━━━ MATERIAL
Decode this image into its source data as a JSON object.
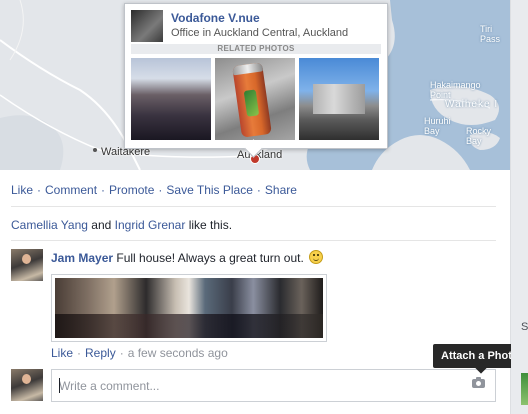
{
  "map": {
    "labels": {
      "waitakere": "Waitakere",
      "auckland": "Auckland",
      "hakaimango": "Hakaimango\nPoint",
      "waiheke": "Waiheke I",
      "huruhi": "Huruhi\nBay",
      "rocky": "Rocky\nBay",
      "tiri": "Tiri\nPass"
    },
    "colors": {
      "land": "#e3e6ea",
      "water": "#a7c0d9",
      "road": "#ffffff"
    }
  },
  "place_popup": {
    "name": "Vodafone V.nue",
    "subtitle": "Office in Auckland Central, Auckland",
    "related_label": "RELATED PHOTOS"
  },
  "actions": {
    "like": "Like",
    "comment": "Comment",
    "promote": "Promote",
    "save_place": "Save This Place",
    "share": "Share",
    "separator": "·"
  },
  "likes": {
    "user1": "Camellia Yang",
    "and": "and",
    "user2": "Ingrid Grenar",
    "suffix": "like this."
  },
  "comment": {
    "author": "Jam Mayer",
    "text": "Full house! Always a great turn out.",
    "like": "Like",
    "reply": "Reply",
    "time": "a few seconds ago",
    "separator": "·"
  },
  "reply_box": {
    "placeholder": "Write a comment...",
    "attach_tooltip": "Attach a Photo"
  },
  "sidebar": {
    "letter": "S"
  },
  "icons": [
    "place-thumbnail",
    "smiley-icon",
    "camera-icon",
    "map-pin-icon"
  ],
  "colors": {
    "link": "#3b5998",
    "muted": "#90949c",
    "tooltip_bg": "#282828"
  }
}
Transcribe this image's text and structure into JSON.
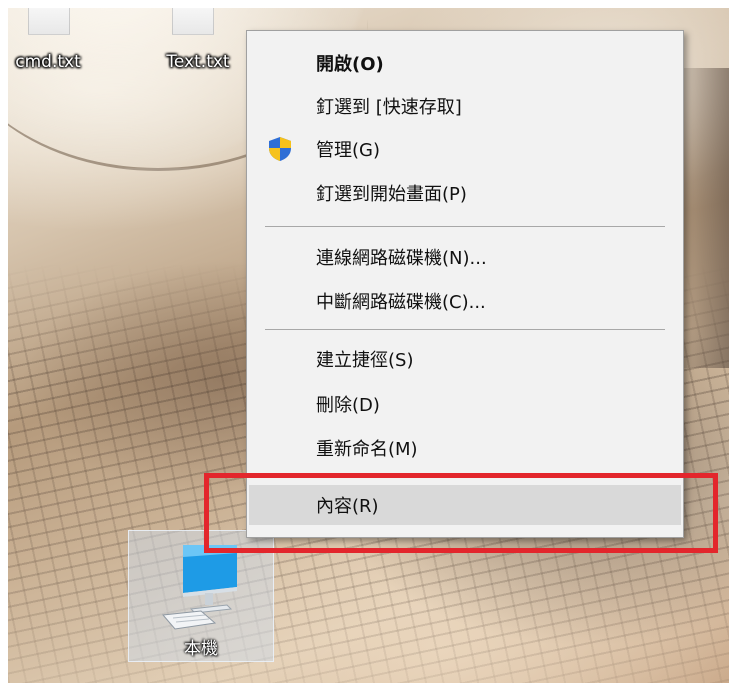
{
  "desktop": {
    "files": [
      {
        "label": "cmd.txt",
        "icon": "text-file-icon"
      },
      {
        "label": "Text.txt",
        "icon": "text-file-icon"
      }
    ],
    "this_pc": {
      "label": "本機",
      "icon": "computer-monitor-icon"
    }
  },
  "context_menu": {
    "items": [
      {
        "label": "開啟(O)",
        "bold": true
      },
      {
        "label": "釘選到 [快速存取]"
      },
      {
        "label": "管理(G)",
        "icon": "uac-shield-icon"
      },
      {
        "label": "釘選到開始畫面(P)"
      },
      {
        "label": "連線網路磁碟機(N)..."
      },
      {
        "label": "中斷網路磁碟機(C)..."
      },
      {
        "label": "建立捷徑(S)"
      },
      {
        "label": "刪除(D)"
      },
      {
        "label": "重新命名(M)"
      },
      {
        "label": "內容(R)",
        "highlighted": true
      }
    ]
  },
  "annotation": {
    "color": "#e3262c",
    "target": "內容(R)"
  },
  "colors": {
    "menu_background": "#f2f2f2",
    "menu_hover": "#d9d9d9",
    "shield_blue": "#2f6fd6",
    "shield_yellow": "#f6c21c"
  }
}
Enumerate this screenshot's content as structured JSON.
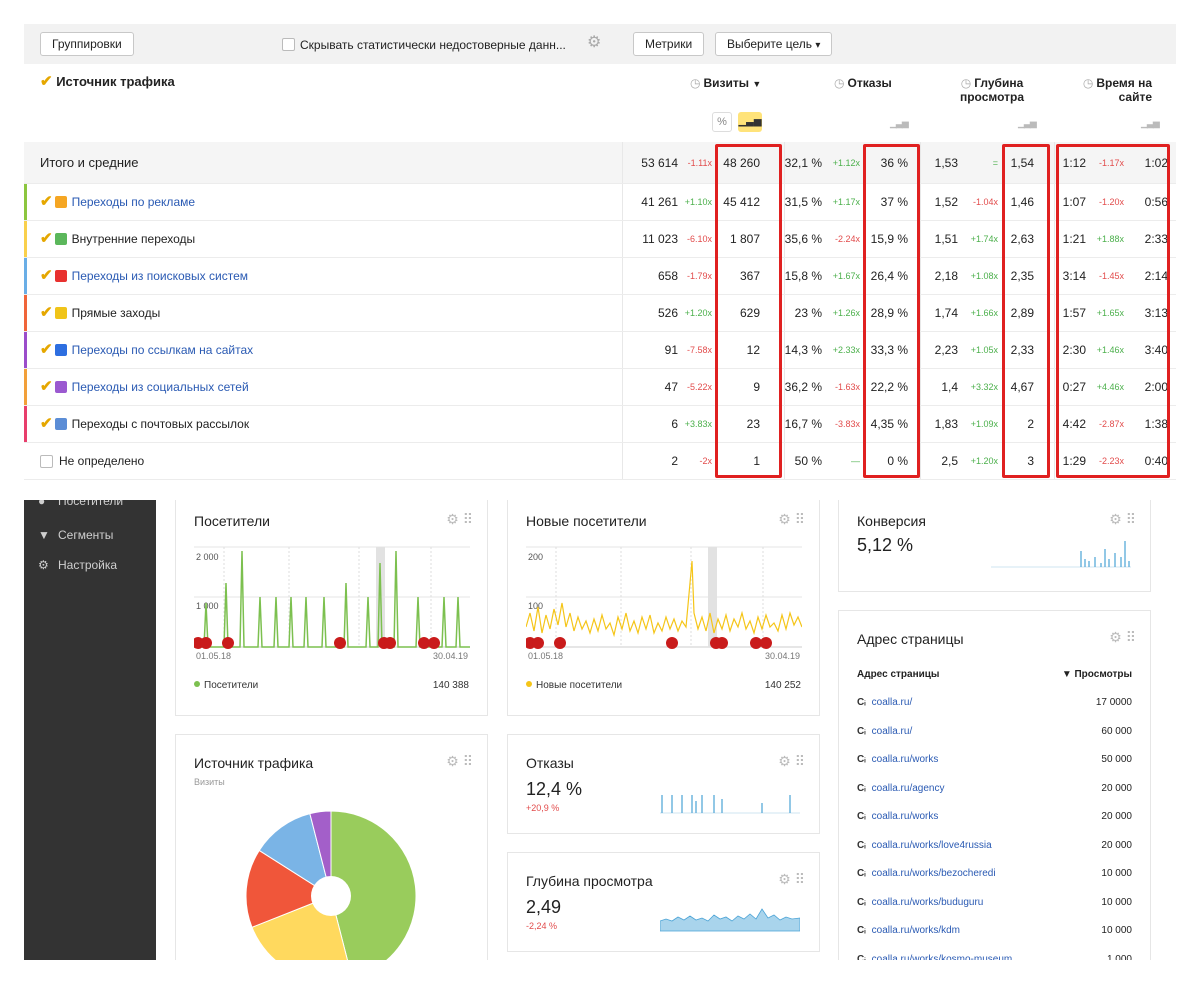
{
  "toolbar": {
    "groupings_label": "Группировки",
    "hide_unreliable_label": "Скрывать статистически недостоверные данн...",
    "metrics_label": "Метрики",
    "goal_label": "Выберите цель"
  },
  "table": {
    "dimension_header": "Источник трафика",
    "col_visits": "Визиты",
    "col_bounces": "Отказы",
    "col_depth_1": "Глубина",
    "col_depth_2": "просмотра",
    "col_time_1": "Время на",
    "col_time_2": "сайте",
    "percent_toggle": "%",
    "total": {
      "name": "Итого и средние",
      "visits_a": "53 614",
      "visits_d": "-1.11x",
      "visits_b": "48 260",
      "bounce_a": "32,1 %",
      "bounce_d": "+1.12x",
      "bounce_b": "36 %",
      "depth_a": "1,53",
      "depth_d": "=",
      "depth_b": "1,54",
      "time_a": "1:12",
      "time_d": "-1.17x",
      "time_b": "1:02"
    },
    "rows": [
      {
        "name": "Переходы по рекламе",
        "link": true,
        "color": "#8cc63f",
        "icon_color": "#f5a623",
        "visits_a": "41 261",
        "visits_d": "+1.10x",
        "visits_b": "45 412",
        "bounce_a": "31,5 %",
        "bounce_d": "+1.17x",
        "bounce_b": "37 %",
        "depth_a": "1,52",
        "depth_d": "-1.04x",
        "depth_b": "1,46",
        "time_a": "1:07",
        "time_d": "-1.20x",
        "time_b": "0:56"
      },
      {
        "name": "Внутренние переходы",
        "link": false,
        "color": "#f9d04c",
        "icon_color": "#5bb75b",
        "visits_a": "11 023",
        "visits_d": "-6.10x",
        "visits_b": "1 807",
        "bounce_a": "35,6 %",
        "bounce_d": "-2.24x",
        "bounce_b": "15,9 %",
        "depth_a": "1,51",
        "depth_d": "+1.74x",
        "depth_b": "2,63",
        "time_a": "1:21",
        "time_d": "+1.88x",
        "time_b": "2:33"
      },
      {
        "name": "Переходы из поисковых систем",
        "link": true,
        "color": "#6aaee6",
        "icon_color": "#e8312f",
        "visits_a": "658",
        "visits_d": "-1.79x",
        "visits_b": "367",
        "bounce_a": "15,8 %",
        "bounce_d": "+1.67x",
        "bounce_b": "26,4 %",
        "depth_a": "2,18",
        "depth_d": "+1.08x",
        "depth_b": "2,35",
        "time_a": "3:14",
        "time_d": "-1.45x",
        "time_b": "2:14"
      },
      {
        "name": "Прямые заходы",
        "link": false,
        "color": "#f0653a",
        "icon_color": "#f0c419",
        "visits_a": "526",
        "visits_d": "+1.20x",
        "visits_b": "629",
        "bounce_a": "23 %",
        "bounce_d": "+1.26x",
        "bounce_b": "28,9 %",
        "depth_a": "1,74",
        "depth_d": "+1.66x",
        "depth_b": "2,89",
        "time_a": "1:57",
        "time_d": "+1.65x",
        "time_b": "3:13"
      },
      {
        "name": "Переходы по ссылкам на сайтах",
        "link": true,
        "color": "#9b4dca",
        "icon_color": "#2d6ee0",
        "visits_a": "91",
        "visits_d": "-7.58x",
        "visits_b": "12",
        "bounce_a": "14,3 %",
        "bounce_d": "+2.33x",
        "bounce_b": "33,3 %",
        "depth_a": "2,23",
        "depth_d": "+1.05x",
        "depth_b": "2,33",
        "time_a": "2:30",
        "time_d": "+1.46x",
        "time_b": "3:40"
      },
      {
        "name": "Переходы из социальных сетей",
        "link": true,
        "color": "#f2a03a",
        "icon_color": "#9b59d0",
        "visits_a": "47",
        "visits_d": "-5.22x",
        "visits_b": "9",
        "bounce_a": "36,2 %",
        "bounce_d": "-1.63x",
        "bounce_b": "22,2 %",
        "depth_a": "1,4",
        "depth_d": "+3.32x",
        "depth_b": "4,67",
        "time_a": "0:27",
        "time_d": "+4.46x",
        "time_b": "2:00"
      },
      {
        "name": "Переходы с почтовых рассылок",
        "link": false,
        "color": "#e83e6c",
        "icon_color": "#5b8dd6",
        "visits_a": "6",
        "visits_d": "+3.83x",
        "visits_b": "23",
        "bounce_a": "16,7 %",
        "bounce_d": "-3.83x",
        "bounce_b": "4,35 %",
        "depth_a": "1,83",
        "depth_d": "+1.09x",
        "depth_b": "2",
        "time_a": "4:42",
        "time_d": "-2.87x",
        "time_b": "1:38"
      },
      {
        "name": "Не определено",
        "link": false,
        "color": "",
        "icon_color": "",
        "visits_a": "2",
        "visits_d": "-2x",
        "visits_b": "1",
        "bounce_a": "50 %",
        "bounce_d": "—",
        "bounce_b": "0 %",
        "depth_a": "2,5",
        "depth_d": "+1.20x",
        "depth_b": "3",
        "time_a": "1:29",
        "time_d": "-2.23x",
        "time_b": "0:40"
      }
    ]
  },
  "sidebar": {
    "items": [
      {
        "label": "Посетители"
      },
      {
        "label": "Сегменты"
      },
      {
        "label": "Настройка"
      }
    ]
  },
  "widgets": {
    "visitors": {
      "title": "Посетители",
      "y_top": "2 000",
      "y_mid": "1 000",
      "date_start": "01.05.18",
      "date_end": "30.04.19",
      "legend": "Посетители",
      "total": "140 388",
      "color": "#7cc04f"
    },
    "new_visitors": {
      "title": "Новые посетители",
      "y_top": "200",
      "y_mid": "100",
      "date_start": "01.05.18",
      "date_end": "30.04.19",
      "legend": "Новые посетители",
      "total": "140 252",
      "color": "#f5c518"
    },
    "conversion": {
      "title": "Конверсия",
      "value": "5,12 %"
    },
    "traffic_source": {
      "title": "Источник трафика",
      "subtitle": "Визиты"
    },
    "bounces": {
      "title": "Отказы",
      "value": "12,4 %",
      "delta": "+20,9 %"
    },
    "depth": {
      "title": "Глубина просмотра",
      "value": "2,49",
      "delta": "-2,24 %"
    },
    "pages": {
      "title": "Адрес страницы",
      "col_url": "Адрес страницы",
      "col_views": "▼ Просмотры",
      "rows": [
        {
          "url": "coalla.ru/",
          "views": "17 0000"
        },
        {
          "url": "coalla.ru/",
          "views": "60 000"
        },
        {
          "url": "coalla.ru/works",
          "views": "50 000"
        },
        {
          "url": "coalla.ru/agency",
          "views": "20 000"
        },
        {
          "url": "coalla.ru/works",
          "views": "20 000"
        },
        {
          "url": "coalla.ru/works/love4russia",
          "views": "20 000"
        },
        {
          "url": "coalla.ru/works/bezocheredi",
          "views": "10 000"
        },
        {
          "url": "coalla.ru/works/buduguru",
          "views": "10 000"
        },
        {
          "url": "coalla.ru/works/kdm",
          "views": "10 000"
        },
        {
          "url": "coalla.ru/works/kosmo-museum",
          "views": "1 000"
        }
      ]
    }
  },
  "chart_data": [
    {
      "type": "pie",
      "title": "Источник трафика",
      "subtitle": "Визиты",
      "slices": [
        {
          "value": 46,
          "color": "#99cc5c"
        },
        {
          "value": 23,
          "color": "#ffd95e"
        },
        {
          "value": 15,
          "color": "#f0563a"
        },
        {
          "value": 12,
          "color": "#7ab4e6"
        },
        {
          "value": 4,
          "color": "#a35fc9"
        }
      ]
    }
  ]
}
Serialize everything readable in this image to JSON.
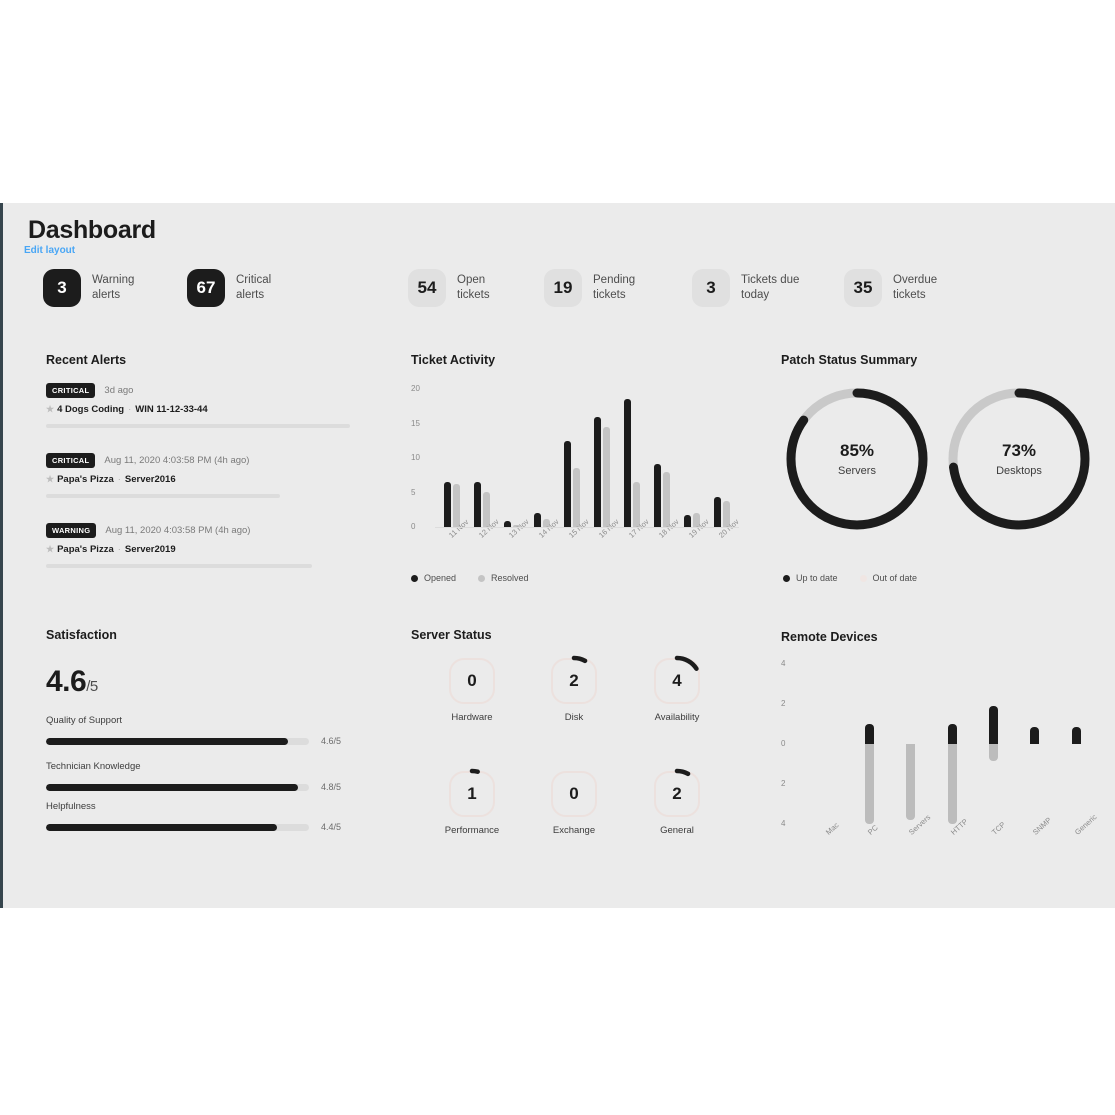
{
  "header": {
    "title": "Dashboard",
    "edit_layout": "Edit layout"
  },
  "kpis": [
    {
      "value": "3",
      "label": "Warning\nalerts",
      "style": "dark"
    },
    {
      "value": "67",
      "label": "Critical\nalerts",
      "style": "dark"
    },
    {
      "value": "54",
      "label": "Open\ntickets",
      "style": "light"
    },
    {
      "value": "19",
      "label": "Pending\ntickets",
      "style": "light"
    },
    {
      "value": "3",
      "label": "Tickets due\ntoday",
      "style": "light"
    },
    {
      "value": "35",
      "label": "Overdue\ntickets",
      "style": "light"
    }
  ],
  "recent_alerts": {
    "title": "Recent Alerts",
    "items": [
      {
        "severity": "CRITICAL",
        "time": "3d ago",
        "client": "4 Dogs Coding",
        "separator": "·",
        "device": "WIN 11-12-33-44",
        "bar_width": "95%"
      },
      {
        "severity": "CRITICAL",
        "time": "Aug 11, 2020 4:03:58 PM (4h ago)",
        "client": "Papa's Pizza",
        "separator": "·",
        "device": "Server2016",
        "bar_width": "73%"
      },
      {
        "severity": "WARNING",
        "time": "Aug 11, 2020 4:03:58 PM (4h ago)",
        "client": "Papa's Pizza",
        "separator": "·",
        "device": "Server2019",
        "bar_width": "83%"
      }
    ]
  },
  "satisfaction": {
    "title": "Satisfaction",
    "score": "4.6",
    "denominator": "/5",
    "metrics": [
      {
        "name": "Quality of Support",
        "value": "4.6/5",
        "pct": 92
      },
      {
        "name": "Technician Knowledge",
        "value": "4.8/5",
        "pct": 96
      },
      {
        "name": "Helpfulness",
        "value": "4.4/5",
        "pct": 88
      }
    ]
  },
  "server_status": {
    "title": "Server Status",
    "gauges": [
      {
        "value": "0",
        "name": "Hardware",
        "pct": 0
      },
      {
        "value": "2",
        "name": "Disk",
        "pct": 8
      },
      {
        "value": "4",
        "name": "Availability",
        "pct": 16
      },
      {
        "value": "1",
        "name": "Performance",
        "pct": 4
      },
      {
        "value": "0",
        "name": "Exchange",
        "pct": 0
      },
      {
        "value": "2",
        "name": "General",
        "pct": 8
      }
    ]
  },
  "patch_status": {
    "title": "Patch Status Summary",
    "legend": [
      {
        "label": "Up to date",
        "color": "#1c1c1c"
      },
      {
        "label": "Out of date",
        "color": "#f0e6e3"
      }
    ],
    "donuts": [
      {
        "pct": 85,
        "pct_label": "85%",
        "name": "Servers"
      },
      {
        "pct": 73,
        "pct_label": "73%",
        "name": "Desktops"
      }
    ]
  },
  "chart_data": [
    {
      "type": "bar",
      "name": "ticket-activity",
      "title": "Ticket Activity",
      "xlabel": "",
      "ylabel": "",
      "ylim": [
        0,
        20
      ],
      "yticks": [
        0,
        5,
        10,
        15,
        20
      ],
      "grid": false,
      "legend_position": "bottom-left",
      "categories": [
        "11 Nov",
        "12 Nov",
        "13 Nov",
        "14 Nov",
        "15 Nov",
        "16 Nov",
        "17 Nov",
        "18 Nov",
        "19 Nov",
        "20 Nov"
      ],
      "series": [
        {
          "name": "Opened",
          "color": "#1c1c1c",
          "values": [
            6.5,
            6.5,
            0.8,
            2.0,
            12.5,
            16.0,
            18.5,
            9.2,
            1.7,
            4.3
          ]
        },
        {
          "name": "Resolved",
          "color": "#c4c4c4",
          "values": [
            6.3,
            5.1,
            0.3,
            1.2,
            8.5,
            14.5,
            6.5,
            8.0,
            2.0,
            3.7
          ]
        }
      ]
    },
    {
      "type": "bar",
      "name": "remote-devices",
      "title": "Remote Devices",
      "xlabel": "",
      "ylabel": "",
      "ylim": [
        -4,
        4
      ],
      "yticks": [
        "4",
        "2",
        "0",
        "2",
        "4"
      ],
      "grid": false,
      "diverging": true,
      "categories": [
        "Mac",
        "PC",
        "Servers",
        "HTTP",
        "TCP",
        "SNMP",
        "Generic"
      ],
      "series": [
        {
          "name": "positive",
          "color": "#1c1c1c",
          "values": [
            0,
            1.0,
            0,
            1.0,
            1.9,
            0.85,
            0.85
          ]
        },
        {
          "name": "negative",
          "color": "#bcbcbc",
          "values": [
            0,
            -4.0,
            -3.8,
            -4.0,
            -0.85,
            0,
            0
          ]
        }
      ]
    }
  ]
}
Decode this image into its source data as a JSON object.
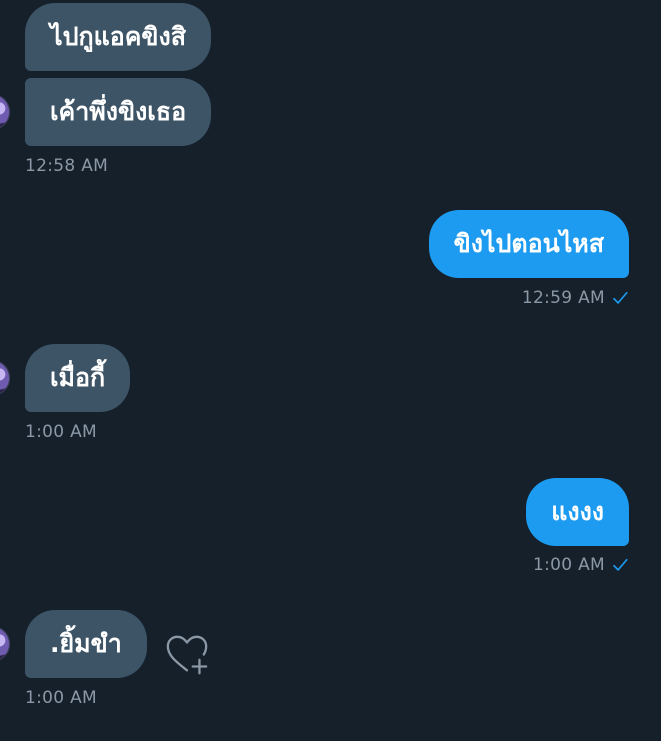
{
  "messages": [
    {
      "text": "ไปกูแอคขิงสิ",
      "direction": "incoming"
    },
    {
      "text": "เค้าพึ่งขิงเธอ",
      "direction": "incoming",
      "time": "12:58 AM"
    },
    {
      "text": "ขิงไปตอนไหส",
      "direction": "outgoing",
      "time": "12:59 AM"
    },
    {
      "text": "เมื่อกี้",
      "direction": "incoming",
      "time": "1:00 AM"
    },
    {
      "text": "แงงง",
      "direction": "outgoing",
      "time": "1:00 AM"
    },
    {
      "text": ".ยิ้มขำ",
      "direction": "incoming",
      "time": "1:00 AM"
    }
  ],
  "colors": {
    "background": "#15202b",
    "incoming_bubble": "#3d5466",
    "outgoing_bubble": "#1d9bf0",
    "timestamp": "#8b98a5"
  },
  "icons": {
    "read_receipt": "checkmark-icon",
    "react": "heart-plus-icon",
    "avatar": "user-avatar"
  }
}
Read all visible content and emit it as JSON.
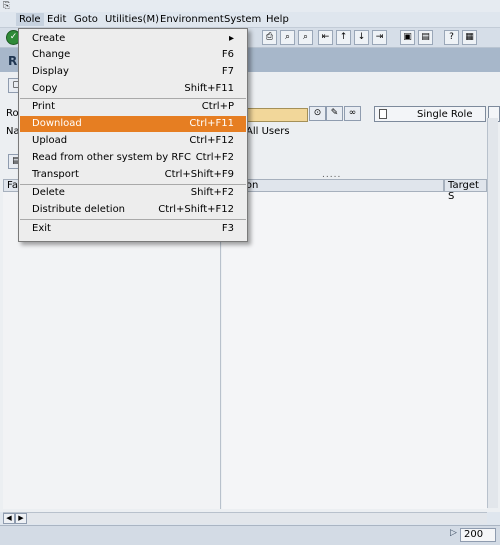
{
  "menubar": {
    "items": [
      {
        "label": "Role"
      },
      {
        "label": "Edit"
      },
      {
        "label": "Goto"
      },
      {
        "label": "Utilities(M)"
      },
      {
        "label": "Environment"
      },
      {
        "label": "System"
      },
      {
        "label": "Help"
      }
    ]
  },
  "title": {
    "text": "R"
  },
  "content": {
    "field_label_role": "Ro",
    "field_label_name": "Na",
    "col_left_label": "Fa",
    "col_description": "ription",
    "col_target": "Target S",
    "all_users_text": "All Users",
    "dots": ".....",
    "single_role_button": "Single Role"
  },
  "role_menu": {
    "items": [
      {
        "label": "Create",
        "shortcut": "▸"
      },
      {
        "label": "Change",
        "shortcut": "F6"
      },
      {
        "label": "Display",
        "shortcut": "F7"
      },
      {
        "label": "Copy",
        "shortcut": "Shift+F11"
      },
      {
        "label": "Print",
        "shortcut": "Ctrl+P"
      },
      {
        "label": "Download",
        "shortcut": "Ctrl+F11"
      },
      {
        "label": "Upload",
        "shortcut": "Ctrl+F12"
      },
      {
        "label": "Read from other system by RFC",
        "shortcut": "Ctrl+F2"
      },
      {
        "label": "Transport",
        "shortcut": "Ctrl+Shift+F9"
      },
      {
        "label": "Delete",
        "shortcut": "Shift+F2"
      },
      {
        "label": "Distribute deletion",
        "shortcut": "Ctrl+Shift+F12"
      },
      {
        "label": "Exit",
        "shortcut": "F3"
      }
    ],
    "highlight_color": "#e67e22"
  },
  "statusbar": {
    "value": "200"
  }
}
━━━━━━
THE REQUEST
Note how many lines in the listing above hold the string "Визиты", then give only that figure.

COMPLETE RESPONSE
3